### Task brief
Write out every line of the material exactly as it appears.

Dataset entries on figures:
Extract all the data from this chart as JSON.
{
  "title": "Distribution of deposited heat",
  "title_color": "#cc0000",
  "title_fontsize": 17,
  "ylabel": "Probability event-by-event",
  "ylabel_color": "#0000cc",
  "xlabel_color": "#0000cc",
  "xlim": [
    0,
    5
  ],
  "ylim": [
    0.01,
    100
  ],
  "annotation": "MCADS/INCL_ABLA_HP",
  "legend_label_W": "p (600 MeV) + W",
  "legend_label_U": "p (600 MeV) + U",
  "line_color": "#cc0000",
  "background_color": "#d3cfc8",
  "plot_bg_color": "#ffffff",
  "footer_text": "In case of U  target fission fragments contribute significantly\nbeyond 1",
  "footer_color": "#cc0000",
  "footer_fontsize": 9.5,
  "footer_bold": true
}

### Answer to this exercise
Extract all the data from this chart as JSON.
{
  "title": "Distribution of deposited heat",
  "title_color": "#cc0000",
  "title_fontsize": 17,
  "ylabel": "Probability event-by-event",
  "ylabel_color": "#0000cc",
  "xlabel_color": "#0000cc",
  "xlim": [
    0,
    5
  ],
  "ylim": [
    0.01,
    100
  ],
  "annotation": "MCADS/INCL_ABLA_HP",
  "legend_label_W": "p (600 MeV) + W",
  "legend_label_U": "p (600 MeV) + U",
  "line_color": "#cc0000",
  "background_color": "#d3cfc8",
  "plot_bg_color": "#ffffff",
  "footer_text": "In case of U  target fission fragments contribute significantly\nbeyond 1",
  "footer_color": "#cc0000",
  "footer_fontsize": 9.5,
  "footer_bold": true
}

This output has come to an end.